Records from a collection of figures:
- - - - - - -

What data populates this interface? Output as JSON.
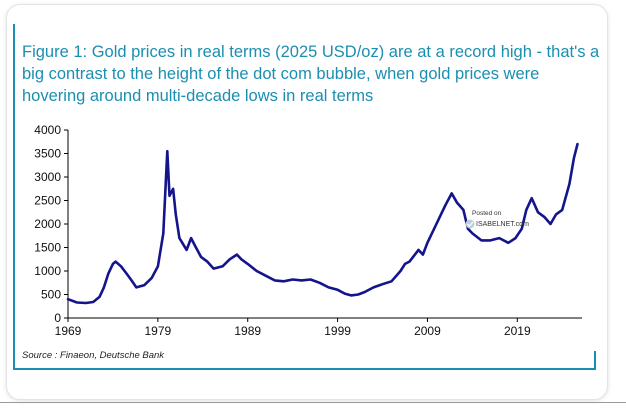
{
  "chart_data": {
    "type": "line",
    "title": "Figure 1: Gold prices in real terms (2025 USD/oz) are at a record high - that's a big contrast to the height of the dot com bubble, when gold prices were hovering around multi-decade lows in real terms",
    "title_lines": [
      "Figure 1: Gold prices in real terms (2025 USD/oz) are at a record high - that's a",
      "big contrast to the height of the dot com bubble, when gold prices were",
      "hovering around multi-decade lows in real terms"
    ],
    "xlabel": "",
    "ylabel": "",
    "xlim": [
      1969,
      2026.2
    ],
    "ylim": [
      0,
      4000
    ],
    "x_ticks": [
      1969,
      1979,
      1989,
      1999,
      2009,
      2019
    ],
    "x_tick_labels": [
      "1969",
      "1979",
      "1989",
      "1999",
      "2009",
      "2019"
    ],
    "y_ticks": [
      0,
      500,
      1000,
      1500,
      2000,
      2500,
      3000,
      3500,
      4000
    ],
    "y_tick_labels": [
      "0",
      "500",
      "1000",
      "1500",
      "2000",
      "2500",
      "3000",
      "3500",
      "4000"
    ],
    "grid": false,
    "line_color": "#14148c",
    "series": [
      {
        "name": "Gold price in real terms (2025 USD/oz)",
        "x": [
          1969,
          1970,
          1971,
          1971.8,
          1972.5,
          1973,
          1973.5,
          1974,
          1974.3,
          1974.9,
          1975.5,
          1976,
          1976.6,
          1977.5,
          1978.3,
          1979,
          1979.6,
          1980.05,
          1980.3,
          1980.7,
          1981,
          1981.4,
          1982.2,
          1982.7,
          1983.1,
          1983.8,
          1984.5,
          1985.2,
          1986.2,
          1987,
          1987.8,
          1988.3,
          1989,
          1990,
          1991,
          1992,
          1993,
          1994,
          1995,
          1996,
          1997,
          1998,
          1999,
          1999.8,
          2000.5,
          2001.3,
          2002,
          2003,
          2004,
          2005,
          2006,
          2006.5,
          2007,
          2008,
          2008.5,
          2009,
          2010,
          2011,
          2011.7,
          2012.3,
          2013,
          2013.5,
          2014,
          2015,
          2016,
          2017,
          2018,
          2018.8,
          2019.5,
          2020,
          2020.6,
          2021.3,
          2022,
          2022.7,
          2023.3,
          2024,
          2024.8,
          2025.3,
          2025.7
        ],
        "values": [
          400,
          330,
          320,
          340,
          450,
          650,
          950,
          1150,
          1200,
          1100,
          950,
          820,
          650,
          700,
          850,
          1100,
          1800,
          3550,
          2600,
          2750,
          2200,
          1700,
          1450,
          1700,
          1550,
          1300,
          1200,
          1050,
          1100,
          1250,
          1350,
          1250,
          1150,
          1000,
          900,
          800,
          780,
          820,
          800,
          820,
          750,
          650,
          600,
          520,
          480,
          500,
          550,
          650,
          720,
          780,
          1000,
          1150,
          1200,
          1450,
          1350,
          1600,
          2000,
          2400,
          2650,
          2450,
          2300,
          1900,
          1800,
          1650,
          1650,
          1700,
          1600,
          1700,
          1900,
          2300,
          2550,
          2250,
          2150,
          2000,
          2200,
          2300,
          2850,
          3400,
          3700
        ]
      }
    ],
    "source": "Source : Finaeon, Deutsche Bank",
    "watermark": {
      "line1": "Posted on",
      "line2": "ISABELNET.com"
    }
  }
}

- - - - - - -

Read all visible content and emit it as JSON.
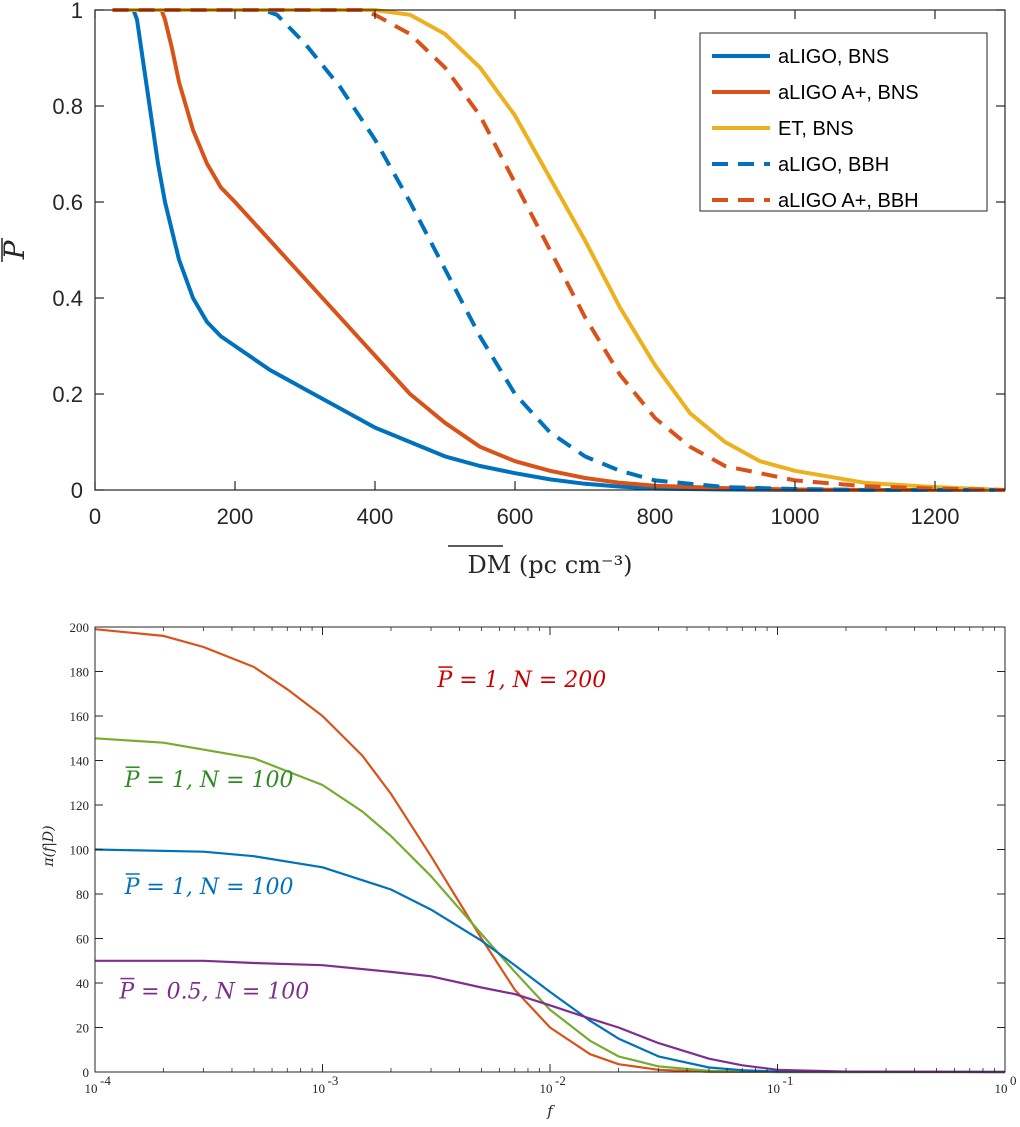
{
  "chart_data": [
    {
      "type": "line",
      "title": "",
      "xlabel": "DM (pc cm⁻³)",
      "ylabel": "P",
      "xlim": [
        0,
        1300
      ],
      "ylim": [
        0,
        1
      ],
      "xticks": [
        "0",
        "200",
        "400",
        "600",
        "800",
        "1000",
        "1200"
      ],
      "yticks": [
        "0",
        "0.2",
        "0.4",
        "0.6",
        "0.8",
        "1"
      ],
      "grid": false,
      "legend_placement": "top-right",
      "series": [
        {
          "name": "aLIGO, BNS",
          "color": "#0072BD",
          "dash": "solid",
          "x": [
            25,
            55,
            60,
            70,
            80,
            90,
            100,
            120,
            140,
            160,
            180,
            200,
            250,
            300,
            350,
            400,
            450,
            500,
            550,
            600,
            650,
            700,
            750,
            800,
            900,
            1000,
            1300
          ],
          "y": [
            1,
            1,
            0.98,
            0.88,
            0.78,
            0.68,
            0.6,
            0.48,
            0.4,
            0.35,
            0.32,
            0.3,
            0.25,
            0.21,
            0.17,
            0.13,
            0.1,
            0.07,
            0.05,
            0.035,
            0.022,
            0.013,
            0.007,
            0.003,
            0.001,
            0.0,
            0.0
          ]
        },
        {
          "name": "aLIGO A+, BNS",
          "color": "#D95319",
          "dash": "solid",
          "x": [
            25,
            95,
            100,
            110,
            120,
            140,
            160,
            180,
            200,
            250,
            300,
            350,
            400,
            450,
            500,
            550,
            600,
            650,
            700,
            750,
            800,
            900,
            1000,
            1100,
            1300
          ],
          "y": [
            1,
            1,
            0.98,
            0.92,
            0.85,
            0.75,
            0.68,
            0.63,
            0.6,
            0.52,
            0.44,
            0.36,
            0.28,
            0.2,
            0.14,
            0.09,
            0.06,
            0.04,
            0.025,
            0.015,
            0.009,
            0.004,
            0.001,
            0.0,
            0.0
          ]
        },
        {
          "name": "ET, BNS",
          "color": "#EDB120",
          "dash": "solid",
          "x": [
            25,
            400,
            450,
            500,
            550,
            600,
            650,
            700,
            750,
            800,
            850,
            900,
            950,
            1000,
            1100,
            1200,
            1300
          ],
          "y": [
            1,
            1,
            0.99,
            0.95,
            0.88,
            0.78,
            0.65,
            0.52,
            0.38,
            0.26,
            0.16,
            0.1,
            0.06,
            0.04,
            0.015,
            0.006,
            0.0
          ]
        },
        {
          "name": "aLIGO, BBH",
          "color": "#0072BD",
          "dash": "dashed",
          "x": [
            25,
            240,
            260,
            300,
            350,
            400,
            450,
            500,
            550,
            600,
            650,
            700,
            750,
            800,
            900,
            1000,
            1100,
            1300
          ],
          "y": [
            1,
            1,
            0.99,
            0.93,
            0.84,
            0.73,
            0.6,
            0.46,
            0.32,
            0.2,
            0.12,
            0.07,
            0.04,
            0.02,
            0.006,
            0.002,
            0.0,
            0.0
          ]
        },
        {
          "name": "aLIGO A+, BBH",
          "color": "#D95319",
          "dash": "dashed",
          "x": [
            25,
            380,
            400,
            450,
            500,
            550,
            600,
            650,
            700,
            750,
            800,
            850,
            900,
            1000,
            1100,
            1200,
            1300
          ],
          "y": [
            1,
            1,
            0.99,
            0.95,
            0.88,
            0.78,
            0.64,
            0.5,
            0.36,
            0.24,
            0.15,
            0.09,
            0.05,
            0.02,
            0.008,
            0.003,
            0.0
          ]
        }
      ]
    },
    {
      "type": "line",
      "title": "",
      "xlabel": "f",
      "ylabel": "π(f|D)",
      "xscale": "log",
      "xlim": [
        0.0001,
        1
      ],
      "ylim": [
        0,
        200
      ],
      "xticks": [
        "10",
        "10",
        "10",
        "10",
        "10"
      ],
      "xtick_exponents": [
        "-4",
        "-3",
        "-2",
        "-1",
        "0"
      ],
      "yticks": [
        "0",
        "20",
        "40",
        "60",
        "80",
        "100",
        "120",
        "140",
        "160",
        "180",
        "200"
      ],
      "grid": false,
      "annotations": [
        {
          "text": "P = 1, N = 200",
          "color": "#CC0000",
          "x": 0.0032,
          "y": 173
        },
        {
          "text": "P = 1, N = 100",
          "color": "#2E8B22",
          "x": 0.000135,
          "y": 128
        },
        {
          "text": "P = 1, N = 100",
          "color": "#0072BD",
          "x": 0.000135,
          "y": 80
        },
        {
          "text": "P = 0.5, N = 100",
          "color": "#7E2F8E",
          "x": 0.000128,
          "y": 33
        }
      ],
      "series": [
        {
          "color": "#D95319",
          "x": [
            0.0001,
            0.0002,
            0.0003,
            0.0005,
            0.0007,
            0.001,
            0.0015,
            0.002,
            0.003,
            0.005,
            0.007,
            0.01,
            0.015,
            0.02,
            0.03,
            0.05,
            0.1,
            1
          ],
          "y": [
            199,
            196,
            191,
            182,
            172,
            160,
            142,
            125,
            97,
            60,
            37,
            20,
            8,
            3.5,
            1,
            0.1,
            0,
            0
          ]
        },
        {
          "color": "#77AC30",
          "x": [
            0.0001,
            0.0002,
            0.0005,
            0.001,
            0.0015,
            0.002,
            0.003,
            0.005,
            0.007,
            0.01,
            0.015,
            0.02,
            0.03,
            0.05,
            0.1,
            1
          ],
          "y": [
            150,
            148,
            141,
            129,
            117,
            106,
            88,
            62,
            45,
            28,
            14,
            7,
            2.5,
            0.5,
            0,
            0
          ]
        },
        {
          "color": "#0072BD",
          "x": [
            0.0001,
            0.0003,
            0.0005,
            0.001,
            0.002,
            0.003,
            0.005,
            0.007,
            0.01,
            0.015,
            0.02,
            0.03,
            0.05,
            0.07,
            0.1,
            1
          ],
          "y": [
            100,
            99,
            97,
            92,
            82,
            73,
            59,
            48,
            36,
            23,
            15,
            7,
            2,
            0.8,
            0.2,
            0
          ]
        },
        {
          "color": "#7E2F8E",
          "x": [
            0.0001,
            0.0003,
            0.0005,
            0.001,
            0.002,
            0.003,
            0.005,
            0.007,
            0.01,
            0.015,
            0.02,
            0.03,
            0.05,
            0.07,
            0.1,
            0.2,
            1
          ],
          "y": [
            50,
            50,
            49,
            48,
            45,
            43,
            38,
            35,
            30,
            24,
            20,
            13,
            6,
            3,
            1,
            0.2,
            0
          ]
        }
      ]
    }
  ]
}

- - - - - - -

Request => Select and copy every line of the material that holds the string "around".

Task output =>
    "title": "Figure 1: Gold prices in real terms (2025 USD/oz) are at a record high - that's a big contrast to the height of the dot com bubble, when gold prices were hovering around multi-decade lows in real terms",
      "hovering around multi-decade lows in real terms"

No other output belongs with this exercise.